(EXERCISE TASK):
Only the pictures are omitted; repeat all other data exactly.

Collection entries
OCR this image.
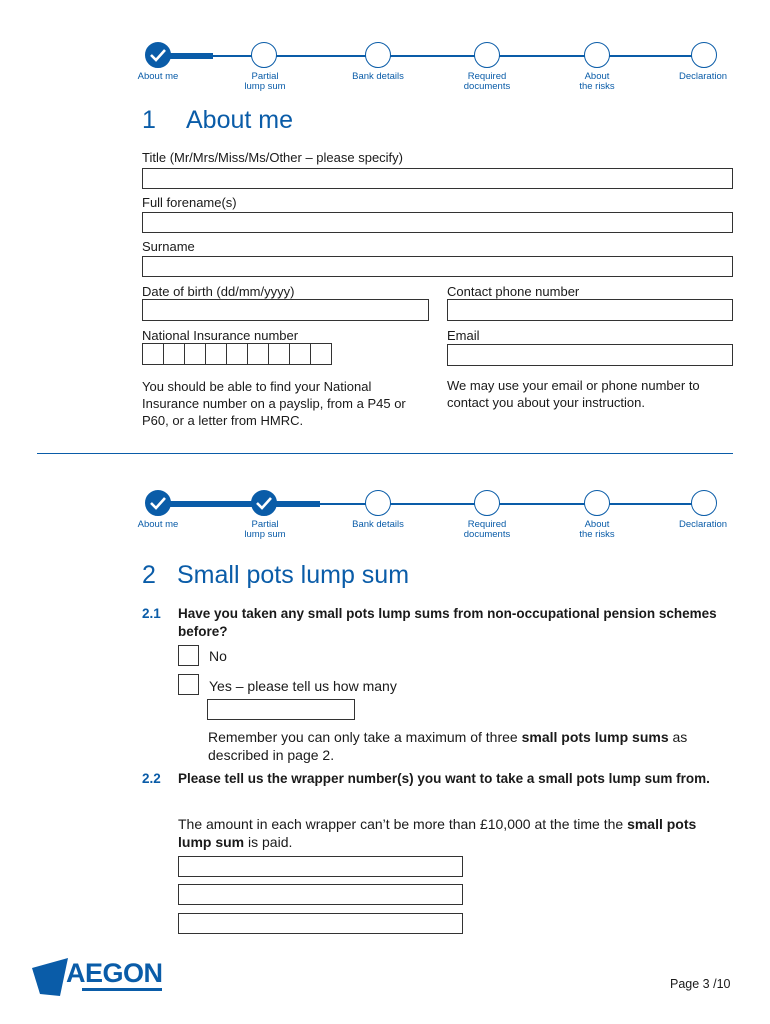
About me	Partial
lump sum
Bank details	Required
documents
About
the risks
Declaration
1 About me
Title (Mr/Mrs/Miss/Ms/Other – please specify)
Full forename(s)
Surname
Date of birth (dd/mm/yyyy)	Contact phone number
National Insurance number	Email
You should be able to find your National Insurance number on a payslip, from a P45 or P60, or a letter from HMRC.
We may use your email or phone number to contact you about your instruction.
About me	Partial
lump sum
Bank details	Required
documents
About
the risks
Declaration
2 Small pots lump sum
2.1 Have you taken any small pots lump sums from non-occupational pension schemes before?
No
Yes – please tell us how many
Remember you can only take a maximum of three small pots lump sums as described in page 2.
2.2 Please tell us the wrapper number(s) you want to take a small pots lump sum from.
The amount in each wrapper can’t be more than £10,000 at the time the small pots lump sum is paid.
AEGON	Page 3 /10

(WORKED ANSWER):
OCR this image.
About me	Partial
lump sum
Bank details	Required
documents
About
the risks
Declaration
1 About me
Title (Mr/Mrs/Miss/Ms/Other – please specify)
Full forename(s)
Surname
Date of birth (dd/mm/yyyy)	Contact phone number
National Insurance number	Email
You should be able to find your National Insurance number on a payslip, from a P45 or P60, or a letter from HMRC.
We may use your email or phone number to contact you about your instruction.
About me	Partial
lump sum
Bank details	Required
documents
About
the risks
Declaration
2 Small pots lump sum
2.1 Have you taken any small pots lump sums from non-occupational pension schemes before?
No
Yes – please tell us how many
Remember you can only take a maximum of three small pots lump sums as described in page 2.
2.2 Please tell us the wrapper number(s) you want to take a small pots lump sum from.
The amount in each wrapper can’t be more than £10,000 at the time the small pots lump sum is paid.
AEGON	Page 3 /10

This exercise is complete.